In the entries below, count every line with the word "理科得点の分布". Return only the count.

** BEGIN **

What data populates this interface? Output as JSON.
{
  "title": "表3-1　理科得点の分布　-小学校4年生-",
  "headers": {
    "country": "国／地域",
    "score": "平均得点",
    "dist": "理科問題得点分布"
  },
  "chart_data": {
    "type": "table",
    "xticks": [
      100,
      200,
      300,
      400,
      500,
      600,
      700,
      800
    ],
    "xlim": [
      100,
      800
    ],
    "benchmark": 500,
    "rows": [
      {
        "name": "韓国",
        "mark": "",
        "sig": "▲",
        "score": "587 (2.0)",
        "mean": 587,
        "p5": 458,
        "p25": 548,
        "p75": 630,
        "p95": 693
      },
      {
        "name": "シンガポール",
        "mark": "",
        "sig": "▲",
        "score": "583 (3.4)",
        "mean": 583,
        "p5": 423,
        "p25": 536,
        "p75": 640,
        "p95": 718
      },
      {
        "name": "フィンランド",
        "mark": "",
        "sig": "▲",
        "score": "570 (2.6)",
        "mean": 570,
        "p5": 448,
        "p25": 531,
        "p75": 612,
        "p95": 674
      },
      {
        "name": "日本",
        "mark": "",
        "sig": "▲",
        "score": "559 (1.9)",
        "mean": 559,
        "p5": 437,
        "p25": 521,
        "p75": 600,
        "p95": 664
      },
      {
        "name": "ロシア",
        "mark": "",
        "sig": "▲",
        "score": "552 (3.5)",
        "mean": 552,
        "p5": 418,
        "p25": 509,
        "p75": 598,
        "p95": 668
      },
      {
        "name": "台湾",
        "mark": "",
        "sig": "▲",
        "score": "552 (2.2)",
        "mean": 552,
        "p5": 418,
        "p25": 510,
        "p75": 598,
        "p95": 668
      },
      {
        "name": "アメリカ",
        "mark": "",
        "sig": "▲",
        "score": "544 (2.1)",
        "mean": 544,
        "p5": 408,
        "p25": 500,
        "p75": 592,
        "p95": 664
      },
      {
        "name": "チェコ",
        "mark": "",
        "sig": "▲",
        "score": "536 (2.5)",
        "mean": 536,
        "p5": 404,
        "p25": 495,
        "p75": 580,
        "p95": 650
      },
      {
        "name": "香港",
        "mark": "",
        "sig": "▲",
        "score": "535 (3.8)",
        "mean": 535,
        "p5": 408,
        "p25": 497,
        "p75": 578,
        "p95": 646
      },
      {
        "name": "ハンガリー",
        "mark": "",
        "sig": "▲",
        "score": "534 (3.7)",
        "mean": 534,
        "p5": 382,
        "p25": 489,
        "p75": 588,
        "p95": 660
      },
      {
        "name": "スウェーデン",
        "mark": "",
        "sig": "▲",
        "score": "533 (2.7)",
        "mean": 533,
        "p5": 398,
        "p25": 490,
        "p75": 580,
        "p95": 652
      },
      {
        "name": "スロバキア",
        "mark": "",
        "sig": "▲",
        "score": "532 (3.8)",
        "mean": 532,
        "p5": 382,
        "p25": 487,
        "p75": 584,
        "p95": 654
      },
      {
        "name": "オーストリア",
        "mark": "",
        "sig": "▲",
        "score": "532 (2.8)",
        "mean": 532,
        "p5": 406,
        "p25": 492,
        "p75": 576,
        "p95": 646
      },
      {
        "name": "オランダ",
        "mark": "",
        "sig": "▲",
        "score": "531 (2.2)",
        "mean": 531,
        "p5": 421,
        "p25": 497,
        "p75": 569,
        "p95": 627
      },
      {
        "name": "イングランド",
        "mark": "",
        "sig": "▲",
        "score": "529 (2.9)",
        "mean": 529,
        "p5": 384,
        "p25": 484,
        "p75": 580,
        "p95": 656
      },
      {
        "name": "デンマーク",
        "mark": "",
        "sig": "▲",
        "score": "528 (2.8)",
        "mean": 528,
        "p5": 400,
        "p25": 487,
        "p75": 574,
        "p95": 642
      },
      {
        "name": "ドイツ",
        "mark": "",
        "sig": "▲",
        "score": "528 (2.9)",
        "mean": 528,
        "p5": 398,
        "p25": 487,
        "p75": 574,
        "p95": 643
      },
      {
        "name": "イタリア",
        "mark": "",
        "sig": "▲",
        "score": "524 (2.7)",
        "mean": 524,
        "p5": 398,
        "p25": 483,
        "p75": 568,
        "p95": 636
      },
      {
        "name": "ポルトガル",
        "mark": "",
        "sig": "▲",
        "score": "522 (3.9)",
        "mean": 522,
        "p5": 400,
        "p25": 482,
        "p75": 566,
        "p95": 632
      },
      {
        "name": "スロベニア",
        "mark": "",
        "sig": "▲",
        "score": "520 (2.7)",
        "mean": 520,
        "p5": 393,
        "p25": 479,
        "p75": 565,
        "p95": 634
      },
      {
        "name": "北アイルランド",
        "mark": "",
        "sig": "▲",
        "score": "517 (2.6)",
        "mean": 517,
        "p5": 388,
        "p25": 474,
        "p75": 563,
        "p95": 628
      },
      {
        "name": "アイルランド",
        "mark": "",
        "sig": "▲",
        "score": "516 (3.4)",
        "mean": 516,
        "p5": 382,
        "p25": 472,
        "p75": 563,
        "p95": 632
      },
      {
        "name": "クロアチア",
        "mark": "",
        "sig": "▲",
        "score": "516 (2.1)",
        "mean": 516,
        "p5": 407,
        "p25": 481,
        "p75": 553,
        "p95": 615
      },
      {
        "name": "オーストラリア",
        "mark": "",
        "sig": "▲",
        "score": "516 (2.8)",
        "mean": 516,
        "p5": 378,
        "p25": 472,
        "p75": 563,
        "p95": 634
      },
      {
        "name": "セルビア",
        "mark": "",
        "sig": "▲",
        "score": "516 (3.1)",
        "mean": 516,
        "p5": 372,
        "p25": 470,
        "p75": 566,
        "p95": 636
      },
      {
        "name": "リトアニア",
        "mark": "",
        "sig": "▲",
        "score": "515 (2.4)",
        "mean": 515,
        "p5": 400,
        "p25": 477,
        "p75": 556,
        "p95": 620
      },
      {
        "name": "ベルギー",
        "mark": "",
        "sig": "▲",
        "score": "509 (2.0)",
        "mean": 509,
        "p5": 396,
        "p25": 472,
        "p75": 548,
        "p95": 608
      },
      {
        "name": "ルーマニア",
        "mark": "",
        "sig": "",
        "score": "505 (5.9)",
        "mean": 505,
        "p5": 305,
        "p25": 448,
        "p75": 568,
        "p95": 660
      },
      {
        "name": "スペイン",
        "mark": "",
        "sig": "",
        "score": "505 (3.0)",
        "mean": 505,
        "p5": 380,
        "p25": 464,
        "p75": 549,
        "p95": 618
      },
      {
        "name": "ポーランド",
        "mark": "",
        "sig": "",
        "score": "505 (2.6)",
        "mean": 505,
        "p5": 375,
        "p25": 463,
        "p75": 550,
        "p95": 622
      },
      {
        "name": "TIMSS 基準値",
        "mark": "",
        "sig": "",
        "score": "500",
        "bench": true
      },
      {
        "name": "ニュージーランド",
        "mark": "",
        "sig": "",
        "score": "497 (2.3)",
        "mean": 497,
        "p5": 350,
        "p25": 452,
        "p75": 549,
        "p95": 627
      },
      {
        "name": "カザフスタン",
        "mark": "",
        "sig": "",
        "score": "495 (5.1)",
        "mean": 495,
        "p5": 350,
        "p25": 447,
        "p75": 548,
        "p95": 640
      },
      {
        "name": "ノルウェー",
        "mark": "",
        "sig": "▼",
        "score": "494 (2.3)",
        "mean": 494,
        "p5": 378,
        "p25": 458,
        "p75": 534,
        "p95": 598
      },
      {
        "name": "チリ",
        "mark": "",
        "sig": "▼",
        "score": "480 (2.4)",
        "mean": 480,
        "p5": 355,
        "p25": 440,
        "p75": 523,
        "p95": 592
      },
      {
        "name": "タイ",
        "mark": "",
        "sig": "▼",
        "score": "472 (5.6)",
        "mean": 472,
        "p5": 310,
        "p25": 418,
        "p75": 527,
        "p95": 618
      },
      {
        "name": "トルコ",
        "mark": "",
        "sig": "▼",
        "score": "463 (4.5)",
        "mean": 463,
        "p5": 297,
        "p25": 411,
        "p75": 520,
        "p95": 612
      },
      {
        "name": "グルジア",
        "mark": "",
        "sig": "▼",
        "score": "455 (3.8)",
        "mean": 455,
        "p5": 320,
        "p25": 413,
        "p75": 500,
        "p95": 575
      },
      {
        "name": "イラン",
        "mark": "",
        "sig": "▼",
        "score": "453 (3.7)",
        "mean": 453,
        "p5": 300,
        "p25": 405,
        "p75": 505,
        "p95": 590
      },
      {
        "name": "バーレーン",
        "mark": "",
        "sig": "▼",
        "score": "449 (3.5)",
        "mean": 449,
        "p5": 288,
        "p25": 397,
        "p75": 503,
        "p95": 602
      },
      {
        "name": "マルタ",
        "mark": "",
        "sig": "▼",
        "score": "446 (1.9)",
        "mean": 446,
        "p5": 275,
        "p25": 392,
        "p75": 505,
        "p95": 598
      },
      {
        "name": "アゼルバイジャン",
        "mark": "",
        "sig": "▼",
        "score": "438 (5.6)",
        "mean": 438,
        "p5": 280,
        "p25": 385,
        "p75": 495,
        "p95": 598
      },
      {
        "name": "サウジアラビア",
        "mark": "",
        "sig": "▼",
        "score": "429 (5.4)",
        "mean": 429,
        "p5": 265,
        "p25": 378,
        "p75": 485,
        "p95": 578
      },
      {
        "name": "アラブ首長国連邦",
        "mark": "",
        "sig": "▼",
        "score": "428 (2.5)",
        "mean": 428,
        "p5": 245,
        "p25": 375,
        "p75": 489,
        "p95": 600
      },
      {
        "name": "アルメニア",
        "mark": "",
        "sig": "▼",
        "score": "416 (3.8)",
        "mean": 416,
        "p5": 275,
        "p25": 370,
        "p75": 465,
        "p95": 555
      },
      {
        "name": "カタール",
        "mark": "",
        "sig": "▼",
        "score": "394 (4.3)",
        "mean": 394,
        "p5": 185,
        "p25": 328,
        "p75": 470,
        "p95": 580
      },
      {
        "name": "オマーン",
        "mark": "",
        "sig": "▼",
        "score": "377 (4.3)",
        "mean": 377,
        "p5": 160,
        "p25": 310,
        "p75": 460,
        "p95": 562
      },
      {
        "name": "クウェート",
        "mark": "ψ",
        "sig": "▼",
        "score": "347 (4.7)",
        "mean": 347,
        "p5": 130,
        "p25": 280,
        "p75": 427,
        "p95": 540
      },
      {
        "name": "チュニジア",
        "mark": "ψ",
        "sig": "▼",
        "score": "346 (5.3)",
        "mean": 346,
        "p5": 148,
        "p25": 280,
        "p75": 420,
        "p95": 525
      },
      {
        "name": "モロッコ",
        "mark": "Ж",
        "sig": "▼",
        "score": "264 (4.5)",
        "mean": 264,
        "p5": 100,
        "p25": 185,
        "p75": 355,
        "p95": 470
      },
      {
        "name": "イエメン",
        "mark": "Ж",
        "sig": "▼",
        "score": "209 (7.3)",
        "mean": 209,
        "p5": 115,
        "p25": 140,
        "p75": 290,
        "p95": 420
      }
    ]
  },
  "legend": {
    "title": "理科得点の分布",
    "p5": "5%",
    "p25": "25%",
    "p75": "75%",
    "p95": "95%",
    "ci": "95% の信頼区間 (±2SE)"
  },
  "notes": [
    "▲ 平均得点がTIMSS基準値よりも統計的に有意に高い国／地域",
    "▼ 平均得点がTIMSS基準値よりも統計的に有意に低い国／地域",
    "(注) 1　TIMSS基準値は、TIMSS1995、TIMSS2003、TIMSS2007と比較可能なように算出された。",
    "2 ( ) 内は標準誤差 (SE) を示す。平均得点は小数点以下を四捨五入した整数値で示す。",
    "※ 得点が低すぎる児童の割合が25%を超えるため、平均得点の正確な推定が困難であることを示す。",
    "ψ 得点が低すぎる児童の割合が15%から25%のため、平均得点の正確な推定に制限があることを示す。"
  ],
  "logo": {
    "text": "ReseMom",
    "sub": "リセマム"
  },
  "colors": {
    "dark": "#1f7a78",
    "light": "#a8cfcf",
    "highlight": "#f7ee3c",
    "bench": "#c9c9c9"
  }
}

** END **

Solved exercise: 2